## CHALLENGE
Going through the material below, please gather all lines with the word "ทรปราการ" in them.

## RECORDS FOR THE TASK
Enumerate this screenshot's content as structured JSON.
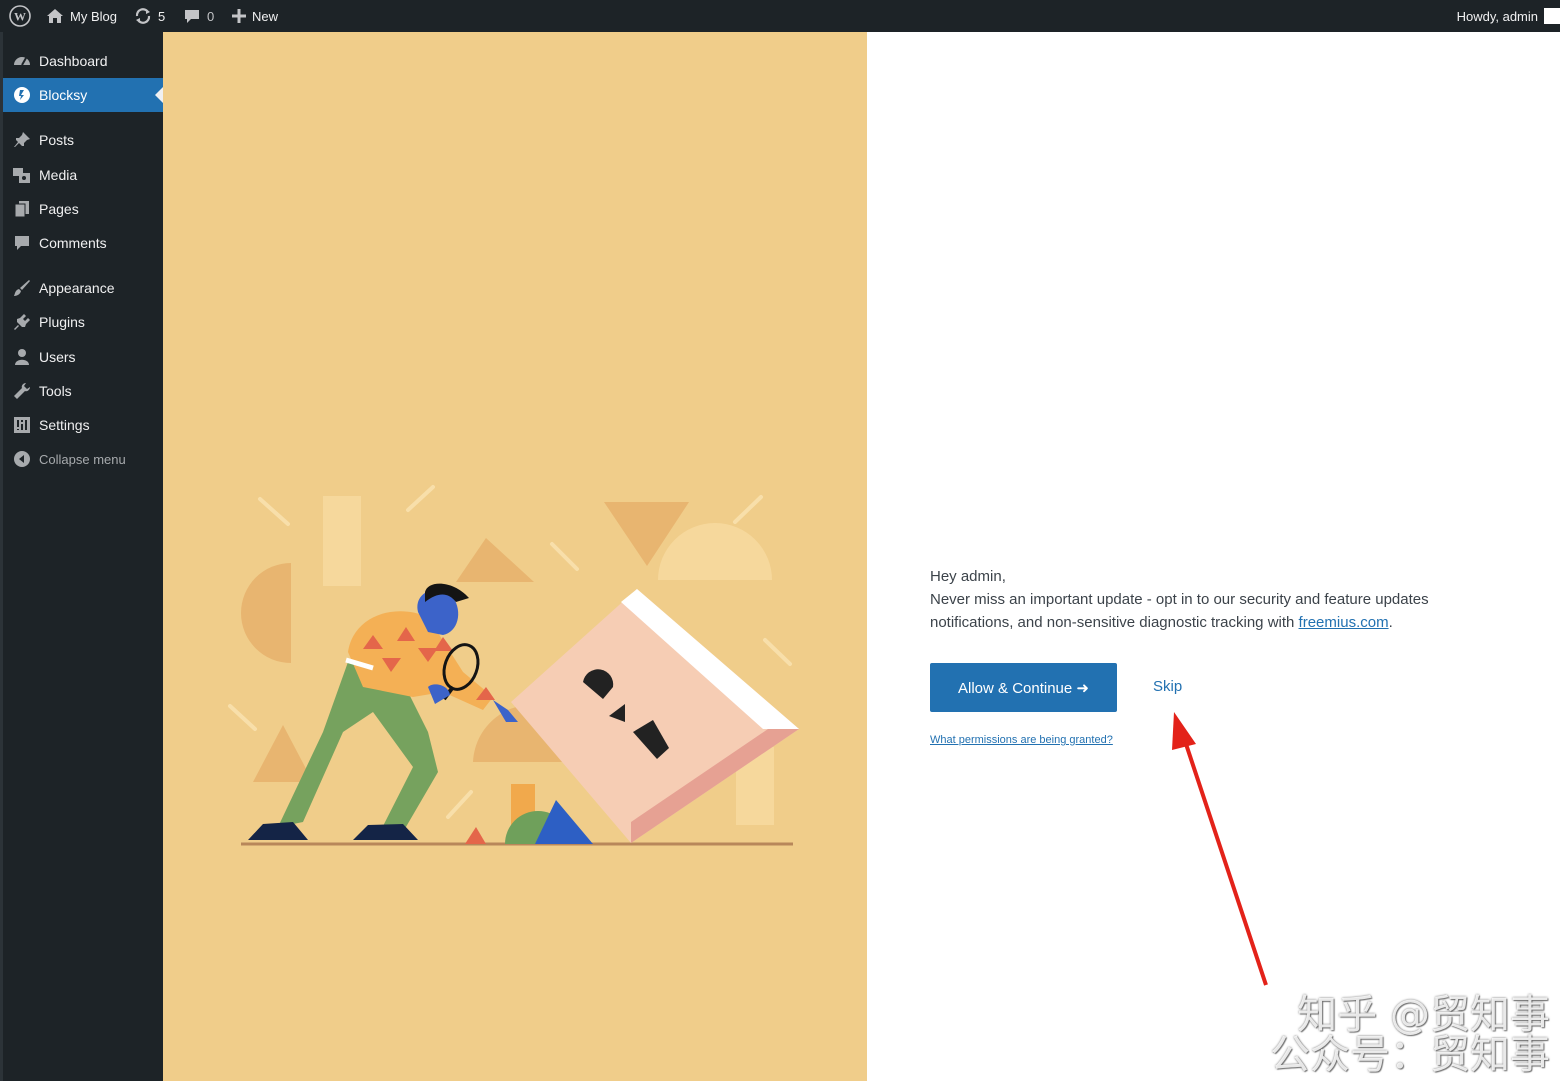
{
  "admin_bar": {
    "site_name": "My Blog",
    "updates_count": "5",
    "comments_count": "0",
    "new_label": "New",
    "howdy": "Howdy, admin"
  },
  "sidebar": {
    "items": [
      {
        "label": "Dashboard",
        "icon": "dashboard-icon"
      },
      {
        "label": "Blocksy",
        "icon": "blocksy-icon",
        "active": true
      },
      {
        "label": "Posts",
        "icon": "pin-icon"
      },
      {
        "label": "Media",
        "icon": "media-icon"
      },
      {
        "label": "Pages",
        "icon": "pages-icon"
      },
      {
        "label": "Comments",
        "icon": "comment-icon"
      },
      {
        "label": "Appearance",
        "icon": "brush-icon"
      },
      {
        "label": "Plugins",
        "icon": "plugin-icon"
      },
      {
        "label": "Users",
        "icon": "user-icon"
      },
      {
        "label": "Tools",
        "icon": "wrench-icon"
      },
      {
        "label": "Settings",
        "icon": "settings-icon"
      },
      {
        "label": "Collapse menu",
        "icon": "collapse-icon"
      }
    ]
  },
  "optin": {
    "greeting": "Hey admin,",
    "message": "Never miss an important update - opt in to our security and feature updates notifications, and non-sensitive diagnostic tracking with ",
    "link_text": "freemius.com",
    "period": ".",
    "allow_label": "Allow & Continue ➜",
    "skip_label": "Skip",
    "permissions_label": "What permissions are being granted?"
  },
  "watermark": {
    "line1": "知乎 @贸知事",
    "line2": "公众号：贸知事"
  },
  "colors": {
    "admin_bg": "#1d2327",
    "accent": "#2271b1",
    "illustration_bg": "#f0cd8a",
    "annotation_arrow": "#e32219"
  }
}
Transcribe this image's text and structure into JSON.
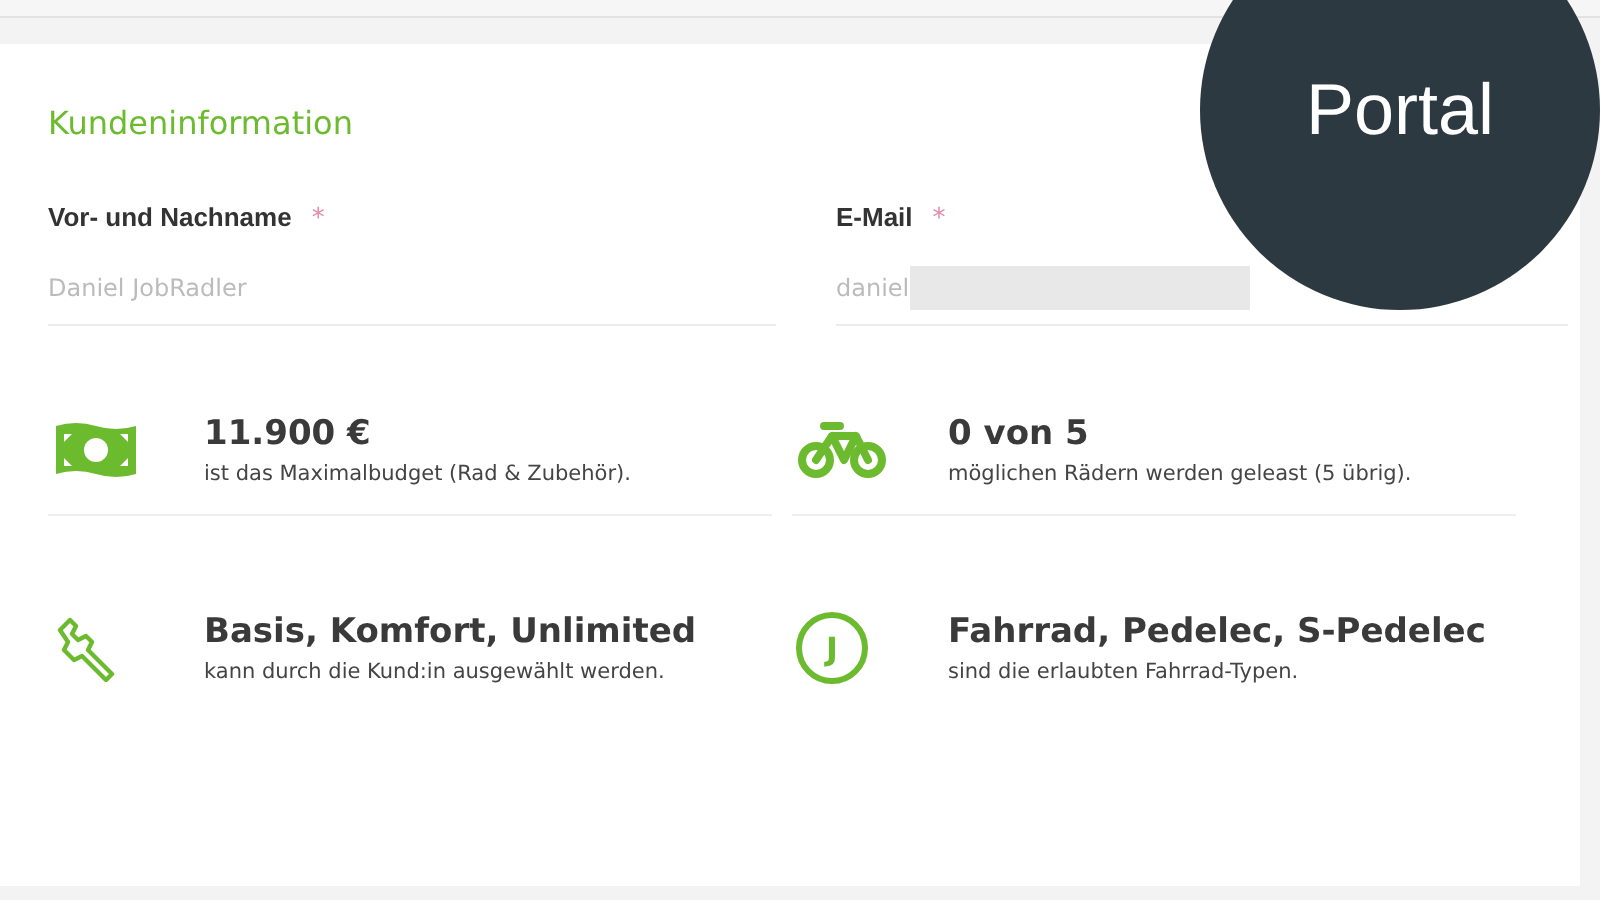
{
  "badge": {
    "label": "Portal"
  },
  "section": {
    "title": "Kundeninformation"
  },
  "fields": [
    {
      "label": "Vor- und Nachname",
      "required_mark": "*",
      "value": "Daniel JobRadler"
    },
    {
      "label": "E-Mail",
      "required_mark": "*",
      "value": "daniel",
      "redacted": true
    }
  ],
  "stats": [
    {
      "kind": "money",
      "value": "11.900 €",
      "description": "ist das Maximalbudget (Rad & Zubehör)."
    },
    {
      "kind": "bike",
      "value": "0 von 5",
      "description": "möglichen Rädern werden geleast (5 übrig)."
    },
    {
      "kind": "wrench",
      "value": "Basis, Komfort, Unlimited",
      "description": "kann durch die Kund:in ausgewählt werden."
    },
    {
      "kind": "letter",
      "letter": "J",
      "value": "Fahrrad, Pedelec, S-Pedelec",
      "description": "sind die erlaubten Fahrrad-Typen."
    }
  ]
}
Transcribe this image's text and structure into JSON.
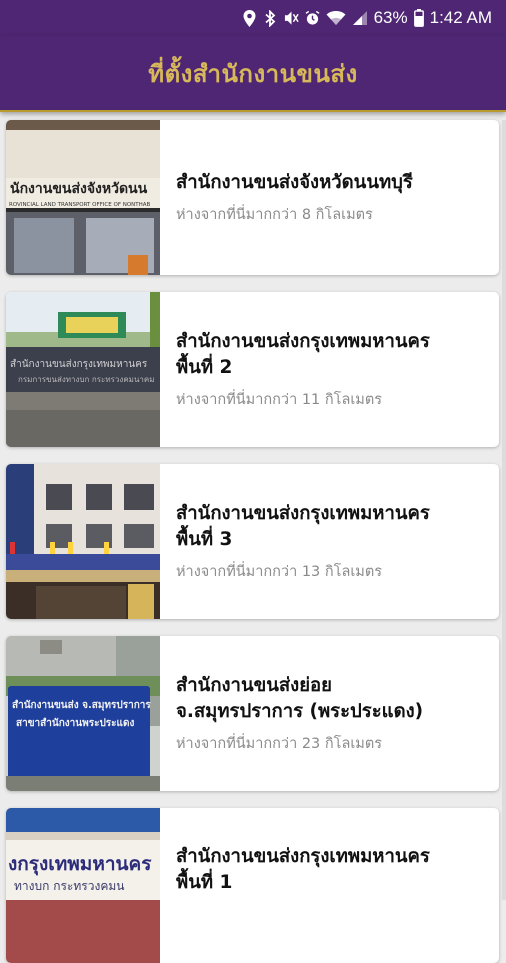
{
  "status_bar": {
    "battery": "63%",
    "time": "1:42 AM"
  },
  "app_bar": {
    "title": "ที่ตั้งสำนักงานขนส่ง"
  },
  "offices": [
    {
      "name_line1": "สำนักงานขนส่งจังหวัดนนทบุรี",
      "name_line2": "",
      "distance": "ห่างจากที่นี่มากกว่า 8 กิโลเมตร",
      "photo_sign_text": "นักงานขนส่งจังหวัดนน",
      "photo_sign_text2": "ROVINCIAL LAND TRANSPORT OFFICE OF NONTHAB"
    },
    {
      "name_line1": "สำนักงานขนส่งกรุงเทพมหานคร",
      "name_line2": "พื้นที่ 2",
      "distance": "ห่างจากที่นี่มากกว่า 11 กิโลเมตร",
      "photo_sign_text": "สำนักงานขนส่งกรุงเทพมหานคร",
      "photo_sign_text2": "กรมการขนส่งทางบก กระทรวงคมนาคม"
    },
    {
      "name_line1": "สำนักงานขนส่งกรุงเทพมหานคร",
      "name_line2": "พื้นที่ 3",
      "distance": "ห่างจากที่นี่มากกว่า 13 กิโลเมตร",
      "photo_sign_text": "",
      "photo_sign_text2": ""
    },
    {
      "name_line1": "สำนักงานขนส่งย่อย",
      "name_line2": "จ.สมุทรปราการ (พระประแดง)",
      "distance": "ห่างจากที่นี่มากกว่า 23 กิโลเมตร",
      "photo_sign_text": "สำนักงานขนส่ง จ.สมุทรปราการ",
      "photo_sign_text2": "สาขาสำนักงานพระประแดง"
    },
    {
      "name_line1": "สำนักงานขนส่งกรุงเทพมหานคร",
      "name_line2": "พื้นที่ 1",
      "distance": "",
      "photo_sign_text": "งกรุงเทพมหานคร",
      "photo_sign_text2": "ทางบก กระทรวงคมน"
    }
  ]
}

## RESPONSE TO THE TASK
      "name_line2": "จ.สมุทรปราการ (พระประแดง)",
      "photo_sign_text": "สำนักงานขนส่ง จ.สมุทรปราการ",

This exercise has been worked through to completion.